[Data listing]

## begin

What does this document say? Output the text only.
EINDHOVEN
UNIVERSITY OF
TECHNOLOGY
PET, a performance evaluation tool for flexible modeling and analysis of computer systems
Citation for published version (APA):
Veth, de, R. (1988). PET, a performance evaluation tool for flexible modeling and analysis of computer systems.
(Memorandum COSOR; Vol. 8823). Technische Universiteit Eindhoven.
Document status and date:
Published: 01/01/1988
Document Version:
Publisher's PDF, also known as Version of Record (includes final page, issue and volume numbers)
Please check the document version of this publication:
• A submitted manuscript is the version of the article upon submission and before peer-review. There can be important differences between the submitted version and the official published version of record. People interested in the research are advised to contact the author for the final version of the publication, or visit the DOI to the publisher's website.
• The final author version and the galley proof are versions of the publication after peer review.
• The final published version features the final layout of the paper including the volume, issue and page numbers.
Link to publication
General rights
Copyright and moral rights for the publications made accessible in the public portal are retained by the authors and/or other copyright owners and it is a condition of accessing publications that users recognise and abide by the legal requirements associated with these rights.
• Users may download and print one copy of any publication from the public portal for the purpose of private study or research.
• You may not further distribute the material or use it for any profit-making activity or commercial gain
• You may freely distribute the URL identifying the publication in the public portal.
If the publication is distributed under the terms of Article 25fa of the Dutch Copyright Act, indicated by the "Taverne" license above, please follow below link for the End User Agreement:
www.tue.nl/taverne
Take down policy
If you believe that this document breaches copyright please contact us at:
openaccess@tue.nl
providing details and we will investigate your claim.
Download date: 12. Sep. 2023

## end
## begin

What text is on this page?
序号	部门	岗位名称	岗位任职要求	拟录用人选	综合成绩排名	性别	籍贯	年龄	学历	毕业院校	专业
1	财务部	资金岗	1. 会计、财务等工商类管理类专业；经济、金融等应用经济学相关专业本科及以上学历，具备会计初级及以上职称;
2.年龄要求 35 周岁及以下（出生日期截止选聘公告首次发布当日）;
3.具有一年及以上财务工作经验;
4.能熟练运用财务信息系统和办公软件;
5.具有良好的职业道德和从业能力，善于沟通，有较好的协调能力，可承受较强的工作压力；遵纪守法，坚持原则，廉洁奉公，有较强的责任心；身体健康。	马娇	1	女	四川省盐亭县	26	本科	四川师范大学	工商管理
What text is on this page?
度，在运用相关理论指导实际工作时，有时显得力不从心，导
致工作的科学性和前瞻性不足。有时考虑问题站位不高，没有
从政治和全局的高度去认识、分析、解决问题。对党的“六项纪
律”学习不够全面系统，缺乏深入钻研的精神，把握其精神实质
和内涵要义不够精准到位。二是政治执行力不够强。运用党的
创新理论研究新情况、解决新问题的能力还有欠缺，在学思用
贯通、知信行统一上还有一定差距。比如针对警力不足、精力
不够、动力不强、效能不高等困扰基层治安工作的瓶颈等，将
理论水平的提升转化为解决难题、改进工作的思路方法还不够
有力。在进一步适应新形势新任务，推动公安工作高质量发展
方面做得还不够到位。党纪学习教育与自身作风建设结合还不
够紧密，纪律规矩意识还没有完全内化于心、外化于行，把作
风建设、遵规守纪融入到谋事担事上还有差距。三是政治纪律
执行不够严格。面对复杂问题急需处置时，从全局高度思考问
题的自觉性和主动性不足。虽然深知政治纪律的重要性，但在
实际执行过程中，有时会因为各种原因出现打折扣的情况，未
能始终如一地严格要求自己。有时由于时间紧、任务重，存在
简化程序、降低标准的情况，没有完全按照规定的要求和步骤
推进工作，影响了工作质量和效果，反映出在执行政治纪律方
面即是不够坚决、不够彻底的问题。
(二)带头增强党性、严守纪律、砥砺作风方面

## end
## begin

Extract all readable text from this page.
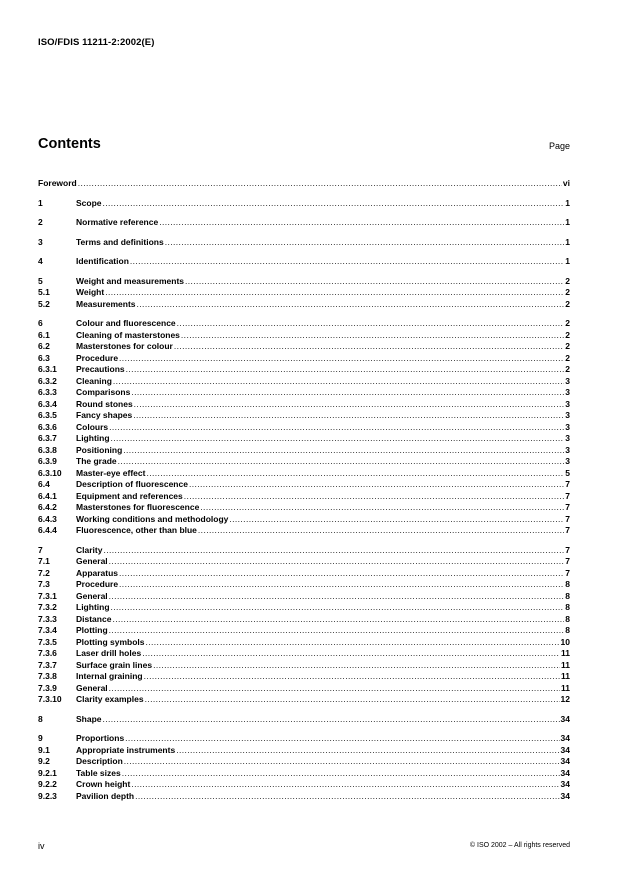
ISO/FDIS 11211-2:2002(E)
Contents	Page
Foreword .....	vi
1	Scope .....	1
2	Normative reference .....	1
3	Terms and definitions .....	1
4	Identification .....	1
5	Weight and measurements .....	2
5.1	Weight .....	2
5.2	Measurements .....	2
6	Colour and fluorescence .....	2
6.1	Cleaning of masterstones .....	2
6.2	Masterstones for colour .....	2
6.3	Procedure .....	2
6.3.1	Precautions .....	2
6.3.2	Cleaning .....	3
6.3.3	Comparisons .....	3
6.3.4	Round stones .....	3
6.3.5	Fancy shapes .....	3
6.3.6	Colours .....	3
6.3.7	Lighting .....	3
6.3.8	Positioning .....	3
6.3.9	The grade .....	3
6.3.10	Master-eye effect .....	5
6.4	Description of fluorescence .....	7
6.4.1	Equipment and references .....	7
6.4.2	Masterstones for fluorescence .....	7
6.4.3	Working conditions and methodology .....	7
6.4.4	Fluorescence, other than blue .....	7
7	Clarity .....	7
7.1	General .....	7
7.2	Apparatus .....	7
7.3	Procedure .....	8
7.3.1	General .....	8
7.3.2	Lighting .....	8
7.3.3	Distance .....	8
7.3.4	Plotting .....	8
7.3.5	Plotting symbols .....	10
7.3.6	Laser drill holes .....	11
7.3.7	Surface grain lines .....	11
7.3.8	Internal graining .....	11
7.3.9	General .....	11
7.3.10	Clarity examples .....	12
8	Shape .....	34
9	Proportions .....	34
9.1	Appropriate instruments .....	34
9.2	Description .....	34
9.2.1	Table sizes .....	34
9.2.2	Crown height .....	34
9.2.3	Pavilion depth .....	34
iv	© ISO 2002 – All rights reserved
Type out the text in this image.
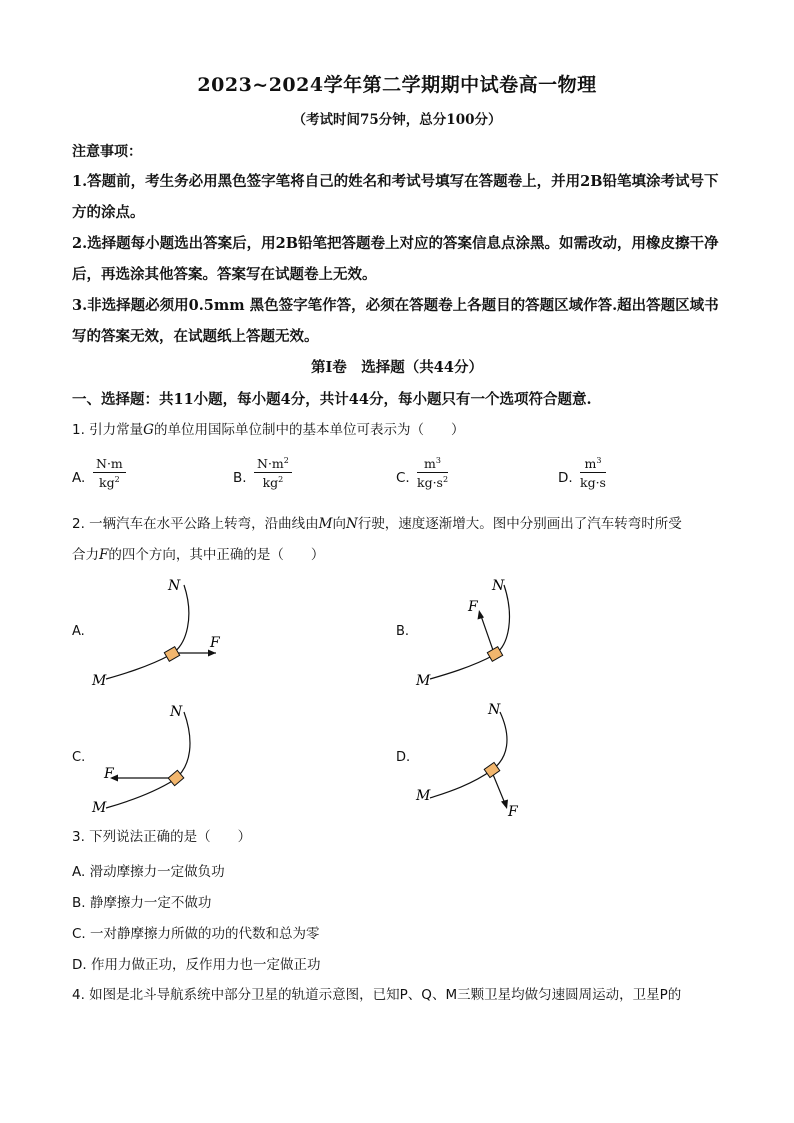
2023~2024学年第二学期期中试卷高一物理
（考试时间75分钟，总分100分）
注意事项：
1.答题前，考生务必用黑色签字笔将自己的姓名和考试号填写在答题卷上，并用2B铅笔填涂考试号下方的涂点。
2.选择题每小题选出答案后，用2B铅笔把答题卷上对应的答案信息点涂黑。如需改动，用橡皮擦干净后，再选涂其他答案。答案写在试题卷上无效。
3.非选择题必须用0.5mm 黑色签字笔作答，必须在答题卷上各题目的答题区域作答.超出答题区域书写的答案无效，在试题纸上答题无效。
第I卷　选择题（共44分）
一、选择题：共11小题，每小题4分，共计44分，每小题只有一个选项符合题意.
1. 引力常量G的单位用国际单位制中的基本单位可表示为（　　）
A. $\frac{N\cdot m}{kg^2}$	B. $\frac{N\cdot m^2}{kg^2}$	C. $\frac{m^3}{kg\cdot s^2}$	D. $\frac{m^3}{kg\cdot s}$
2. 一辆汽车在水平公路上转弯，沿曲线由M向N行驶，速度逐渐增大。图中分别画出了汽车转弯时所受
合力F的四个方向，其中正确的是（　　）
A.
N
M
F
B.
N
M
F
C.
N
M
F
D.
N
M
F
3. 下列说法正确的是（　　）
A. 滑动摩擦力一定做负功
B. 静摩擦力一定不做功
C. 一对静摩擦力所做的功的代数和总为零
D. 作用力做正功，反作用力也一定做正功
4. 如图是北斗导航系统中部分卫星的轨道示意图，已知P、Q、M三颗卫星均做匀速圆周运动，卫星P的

## end

• Requirements
Pick out every line above that contains the word "Clarity" and copy it.

• Finished task
7	Clarity .....	7
7.3.10	Clarity examples .....	12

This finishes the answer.